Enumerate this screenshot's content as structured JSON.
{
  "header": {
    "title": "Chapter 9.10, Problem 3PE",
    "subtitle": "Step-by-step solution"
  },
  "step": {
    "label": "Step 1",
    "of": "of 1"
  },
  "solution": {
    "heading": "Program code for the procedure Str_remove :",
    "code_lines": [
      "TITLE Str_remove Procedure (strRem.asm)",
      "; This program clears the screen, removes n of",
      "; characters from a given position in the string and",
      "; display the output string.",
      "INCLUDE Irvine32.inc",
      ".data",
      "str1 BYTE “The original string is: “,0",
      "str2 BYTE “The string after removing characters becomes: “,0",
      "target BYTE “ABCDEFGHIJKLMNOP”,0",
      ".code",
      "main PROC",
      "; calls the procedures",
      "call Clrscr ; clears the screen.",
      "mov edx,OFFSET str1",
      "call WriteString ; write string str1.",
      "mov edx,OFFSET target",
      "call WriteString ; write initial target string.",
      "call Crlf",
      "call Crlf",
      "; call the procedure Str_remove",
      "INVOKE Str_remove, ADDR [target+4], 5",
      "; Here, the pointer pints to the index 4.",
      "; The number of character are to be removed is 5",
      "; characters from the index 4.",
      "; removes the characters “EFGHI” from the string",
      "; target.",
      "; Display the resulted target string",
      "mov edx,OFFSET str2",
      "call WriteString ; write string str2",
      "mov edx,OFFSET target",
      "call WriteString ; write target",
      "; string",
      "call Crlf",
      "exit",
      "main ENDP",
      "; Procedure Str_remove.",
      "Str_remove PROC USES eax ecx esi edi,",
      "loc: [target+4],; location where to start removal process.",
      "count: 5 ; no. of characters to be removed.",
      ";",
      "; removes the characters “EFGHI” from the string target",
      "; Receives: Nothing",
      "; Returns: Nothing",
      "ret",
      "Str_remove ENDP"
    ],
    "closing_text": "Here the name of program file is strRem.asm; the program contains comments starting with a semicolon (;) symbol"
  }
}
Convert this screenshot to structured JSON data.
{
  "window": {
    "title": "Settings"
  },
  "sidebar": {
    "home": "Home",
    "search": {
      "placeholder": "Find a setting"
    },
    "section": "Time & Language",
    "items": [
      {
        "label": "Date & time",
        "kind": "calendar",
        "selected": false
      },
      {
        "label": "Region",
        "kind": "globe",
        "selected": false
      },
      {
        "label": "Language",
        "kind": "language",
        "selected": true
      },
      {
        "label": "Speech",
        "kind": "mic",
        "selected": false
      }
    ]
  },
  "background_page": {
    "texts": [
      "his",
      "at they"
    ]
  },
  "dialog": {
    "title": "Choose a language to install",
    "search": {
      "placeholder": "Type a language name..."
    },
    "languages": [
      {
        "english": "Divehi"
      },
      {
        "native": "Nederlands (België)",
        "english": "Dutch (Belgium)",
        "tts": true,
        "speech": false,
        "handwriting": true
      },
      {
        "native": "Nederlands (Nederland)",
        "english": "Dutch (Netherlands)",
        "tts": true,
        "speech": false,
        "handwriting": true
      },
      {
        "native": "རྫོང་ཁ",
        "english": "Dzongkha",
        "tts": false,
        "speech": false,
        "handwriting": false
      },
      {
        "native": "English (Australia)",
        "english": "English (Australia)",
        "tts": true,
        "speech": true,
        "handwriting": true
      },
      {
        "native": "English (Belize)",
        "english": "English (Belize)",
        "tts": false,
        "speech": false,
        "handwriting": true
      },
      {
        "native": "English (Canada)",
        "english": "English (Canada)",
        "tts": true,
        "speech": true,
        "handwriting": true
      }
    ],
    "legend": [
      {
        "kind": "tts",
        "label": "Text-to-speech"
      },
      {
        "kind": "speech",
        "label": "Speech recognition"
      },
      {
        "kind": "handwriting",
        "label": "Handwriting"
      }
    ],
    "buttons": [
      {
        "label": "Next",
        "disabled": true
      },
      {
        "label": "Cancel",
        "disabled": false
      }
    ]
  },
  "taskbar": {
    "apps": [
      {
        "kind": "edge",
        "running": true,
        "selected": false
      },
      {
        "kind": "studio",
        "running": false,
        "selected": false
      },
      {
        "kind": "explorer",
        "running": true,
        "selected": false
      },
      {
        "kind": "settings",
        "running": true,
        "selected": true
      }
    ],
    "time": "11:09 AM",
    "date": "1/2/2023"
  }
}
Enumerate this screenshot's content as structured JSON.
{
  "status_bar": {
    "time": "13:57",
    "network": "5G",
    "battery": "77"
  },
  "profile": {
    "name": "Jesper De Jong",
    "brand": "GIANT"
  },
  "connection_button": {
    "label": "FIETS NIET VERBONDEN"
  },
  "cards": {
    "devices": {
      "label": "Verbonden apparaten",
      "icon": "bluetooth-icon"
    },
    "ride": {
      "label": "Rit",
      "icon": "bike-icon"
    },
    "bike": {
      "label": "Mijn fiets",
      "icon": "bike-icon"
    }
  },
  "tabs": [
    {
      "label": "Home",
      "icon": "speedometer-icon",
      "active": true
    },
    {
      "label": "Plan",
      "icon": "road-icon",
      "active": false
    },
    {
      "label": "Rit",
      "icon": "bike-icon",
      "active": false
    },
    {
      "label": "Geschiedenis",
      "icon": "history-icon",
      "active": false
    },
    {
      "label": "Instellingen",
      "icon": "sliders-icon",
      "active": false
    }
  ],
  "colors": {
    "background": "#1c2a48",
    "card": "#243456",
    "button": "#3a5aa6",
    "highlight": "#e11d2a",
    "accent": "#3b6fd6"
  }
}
· · · ·
**The request**
Output all of the data above without any alteration.

**Final answer**
Enumerate this screenshot's content as structured JSON.
{
  "header": {
    "title": "Chapter 9.10, Problem 3PE",
    "subtitle": "Step-by-step solution"
  },
  "step": {
    "label": "Step 1",
    "of": "of 1"
  },
  "solution": {
    "heading": "Program code for the procedure Str_remove :",
    "code_lines": [
      "TITLE Str_remove Procedure (strRem.asm)",
      "; This program clears the screen, removes n of",
      "; characters from a given position in the string and",
      "; display the output string.",
      "INCLUDE Irvine32.inc",
      ".data",
      "str1 BYTE “The original string is: “,0",
      "str2 BYTE “The string after removing characters becomes: “,0",
      "target BYTE “ABCDEFGHIJKLMNOP”,0",
      ".code",
      "main PROC",
      "; calls the procedures",
      "call Clrscr ; clears the screen.",
      "mov edx,OFFSET str1",
      "call WriteString ; write string str1.",
      "mov edx,OFFSET target",
      "call WriteString ; write initial target string.",
      "call Crlf",
      "call Crlf",
      "; call the procedure Str_remove",
      "INVOKE Str_remove, ADDR [target+4], 5",
      "; Here, the pointer pints to the index 4.",
      "; The number of character are to be removed is 5",
      "; characters from the index 4.",
      "; removes the characters “EFGHI” from the string",
      "; target.",
      "; Display the resulted target string",
      "mov edx,OFFSET str2",
      "call WriteString ; write string str2",
      "mov edx,OFFSET target",
      "call WriteString ; write target",
      "; string",
      "call Crlf",
      "exit",
      "main ENDP",
      "; Procedure Str_remove.",
      "Str_remove PROC USES eax ecx esi edi,",
      "loc: [target+4],; location where to start removal process.",
      "count: 5 ; no. of characters to be removed.",
      ";",
      "; removes the characters “EFGHI” from the string target",
      "; Receives: Nothing",
      "; Returns: Nothing",
      "ret",
      "Str_remove ENDP"
    ],
    "closing_text": "Here the name of program file is strRem.asm; the program contains comments starting with a semicolon (;) symbol"
  }
}
Convert this screenshot to structured JSON data.
{
  "window": {
    "title": "Settings"
  },
  "sidebar": {
    "home": "Home",
    "search": {
      "placeholder": "Find a setting"
    },
    "section": "Time & Language",
    "items": [
      {
        "label": "Date & time",
        "kind": "calendar",
        "selected": false
      },
      {
        "label": "Region",
        "kind": "globe",
        "selected": false
      },
      {
        "label": "Language",
        "kind": "language",
        "selected": true
      },
      {
        "label": "Speech",
        "kind": "mic",
        "selected": false
      }
    ]
  },
  "background_page": {
    "texts": [
      "his",
      "at they"
    ]
  },
  "dialog": {
    "title": "Choose a language to install",
    "search": {
      "placeholder": "Type a language name..."
    },
    "languages": [
      {
        "english": "Divehi"
      },
      {
        "native": "Nederlands (België)",
        "english": "Dutch (Belgium)",
        "tts": true,
        "speech": false,
        "handwriting": true
      },
      {
        "native": "Nederlands (Nederland)",
        "english": "Dutch (Netherlands)",
        "tts": true,
        "speech": false,
        "handwriting": true
      },
      {
        "native": "རྫོང་ཁ",
        "english": "Dzongkha",
        "tts": false,
        "speech": false,
        "handwriting": false
      },
      {
        "native": "English (Australia)",
        "english": "English (Australia)",
        "tts": true,
        "speech": true,
        "handwriting": true
      },
      {
        "native": "English (Belize)",
        "english": "English (Belize)",
        "tts": false,
        "speech": false,
        "handwriting": true
      },
      {
        "native": "English (Canada)",
        "english": "English (Canada)",
        "tts": true,
        "speech": true,
        "handwriting": true
      }
    ],
    "legend": [
      {
        "kind": "tts",
        "label": "Text-to-speech"
      },
      {
        "kind": "speech",
        "label": "Speech recognition"
      },
      {
        "kind": "handwriting",
        "label": "Handwriting"
      }
    ],
    "buttons": [
      {
        "label": "Next",
        "disabled": true
      },
      {
        "label": "Cancel",
        "disabled": false
      }
    ]
  },
  "taskbar": {
    "apps": [
      {
        "kind": "edge",
        "running": true,
        "selected": false
      },
      {
        "kind": "studio",
        "running": false,
        "selected": false
      },
      {
        "kind": "explorer",
        "running": true,
        "selected": false
      },
      {
        "kind": "settings",
        "running": true,
        "selected": true
      }
    ],
    "time": "11:09 AM",
    "date": "1/2/2023"
  }
}
Enumerate this screenshot's content as structured JSON.
{
  "status_bar": {
    "time": "13:57",
    "network": "5G",
    "battery": "77"
  },
  "profile": {
    "name": "Jesper De Jong",
    "brand": "GIANT"
  },
  "connection_button": {
    "label": "FIETS NIET VERBONDEN"
  },
  "cards": {
    "devices": {
      "label": "Verbonden apparaten",
      "icon": "bluetooth-icon"
    },
    "ride": {
      "label": "Rit",
      "icon": "bike-icon"
    },
    "bike": {
      "label": "Mijn fiets",
      "icon": "bike-icon"
    }
  },
  "tabs": [
    {
      "label": "Home",
      "icon": "speedometer-icon",
      "active": true
    },
    {
      "label": "Plan",
      "icon": "road-icon",
      "active": false
    },
    {
      "label": "Rit",
      "icon": "bike-icon",
      "active": false
    },
    {
      "label": "Geschiedenis",
      "icon": "history-icon",
      "active": false
    },
    {
      "label": "Instellingen",
      "icon": "sliders-icon",
      "active": false
    }
  ],
  "colors": {
    "background": "#1c2a48",
    "card": "#243456",
    "button": "#3a5aa6",
    "highlight": "#e11d2a",
    "accent": "#3b6fd6"
  }
}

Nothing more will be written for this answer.